● Task to complete
Make an exact copy of the lines below.

● Extracted data
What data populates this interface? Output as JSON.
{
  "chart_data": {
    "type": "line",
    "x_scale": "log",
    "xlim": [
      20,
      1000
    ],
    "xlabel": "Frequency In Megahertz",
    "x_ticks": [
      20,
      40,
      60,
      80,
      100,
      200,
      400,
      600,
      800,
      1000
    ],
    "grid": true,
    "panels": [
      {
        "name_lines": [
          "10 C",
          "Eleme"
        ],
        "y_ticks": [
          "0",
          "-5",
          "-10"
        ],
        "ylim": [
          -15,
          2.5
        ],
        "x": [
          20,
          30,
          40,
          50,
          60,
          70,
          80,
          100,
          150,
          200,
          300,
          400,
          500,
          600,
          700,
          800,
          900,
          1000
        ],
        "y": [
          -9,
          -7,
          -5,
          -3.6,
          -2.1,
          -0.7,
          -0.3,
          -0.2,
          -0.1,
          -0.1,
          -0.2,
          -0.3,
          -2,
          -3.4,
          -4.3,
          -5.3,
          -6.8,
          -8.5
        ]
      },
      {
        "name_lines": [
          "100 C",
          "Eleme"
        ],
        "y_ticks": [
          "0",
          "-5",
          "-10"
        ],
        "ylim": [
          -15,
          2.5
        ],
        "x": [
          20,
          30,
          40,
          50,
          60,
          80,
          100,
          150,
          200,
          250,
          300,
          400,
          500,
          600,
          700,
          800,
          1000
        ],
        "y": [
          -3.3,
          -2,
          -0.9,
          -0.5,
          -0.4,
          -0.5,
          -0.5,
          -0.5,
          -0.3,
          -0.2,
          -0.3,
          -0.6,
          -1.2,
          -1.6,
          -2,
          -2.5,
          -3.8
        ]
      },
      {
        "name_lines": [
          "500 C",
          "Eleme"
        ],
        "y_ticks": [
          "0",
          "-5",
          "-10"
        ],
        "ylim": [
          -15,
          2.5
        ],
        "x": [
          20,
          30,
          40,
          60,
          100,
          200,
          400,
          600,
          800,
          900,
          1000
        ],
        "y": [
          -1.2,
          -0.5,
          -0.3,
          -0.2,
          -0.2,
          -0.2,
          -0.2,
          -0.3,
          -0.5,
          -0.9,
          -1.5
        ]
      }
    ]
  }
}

● Task output
What data populates this interface? Output as JSON.
{
  "chart_data": {
    "type": "line",
    "x_scale": "log",
    "xlim": [
      20,
      1000
    ],
    "xlabel": "Frequency In Megahertz",
    "x_ticks": [
      20,
      40,
      60,
      80,
      100,
      200,
      400,
      600,
      800,
      1000
    ],
    "grid": true,
    "panels": [
      {
        "name_lines": [
          "10 C",
          "Eleme"
        ],
        "y_ticks": [
          "0",
          "-5",
          "-10"
        ],
        "ylim": [
          -15,
          2.5
        ],
        "x": [
          20,
          30,
          40,
          50,
          60,
          70,
          80,
          100,
          150,
          200,
          300,
          400,
          500,
          600,
          700,
          800,
          900,
          1000
        ],
        "y": [
          -9,
          -7,
          -5,
          -3.6,
          -2.1,
          -0.7,
          -0.3,
          -0.2,
          -0.1,
          -0.1,
          -0.2,
          -0.3,
          -2,
          -3.4,
          -4.3,
          -5.3,
          -6.8,
          -8.5
        ]
      },
      {
        "name_lines": [
          "100 C",
          "Eleme"
        ],
        "y_ticks": [
          "0",
          "-5",
          "-10"
        ],
        "ylim": [
          -15,
          2.5
        ],
        "x": [
          20,
          30,
          40,
          50,
          60,
          80,
          100,
          150,
          200,
          250,
          300,
          400,
          500,
          600,
          700,
          800,
          1000
        ],
        "y": [
          -3.3,
          -2,
          -0.9,
          -0.5,
          -0.4,
          -0.5,
          -0.5,
          -0.5,
          -0.3,
          -0.2,
          -0.3,
          -0.6,
          -1.2,
          -1.6,
          -2,
          -2.5,
          -3.8
        ]
      },
      {
        "name_lines": [
          "500 C",
          "Eleme"
        ],
        "y_ticks": [
          "0",
          "-5",
          "-10"
        ],
        "ylim": [
          -15,
          2.5
        ],
        "x": [
          20,
          30,
          40,
          60,
          100,
          200,
          400,
          600,
          800,
          900,
          1000
        ],
        "y": [
          -1.2,
          -0.5,
          -0.3,
          -0.2,
          -0.2,
          -0.2,
          -0.2,
          -0.3,
          -0.5,
          -0.9,
          -1.5
        ]
      }
    ]
  }
}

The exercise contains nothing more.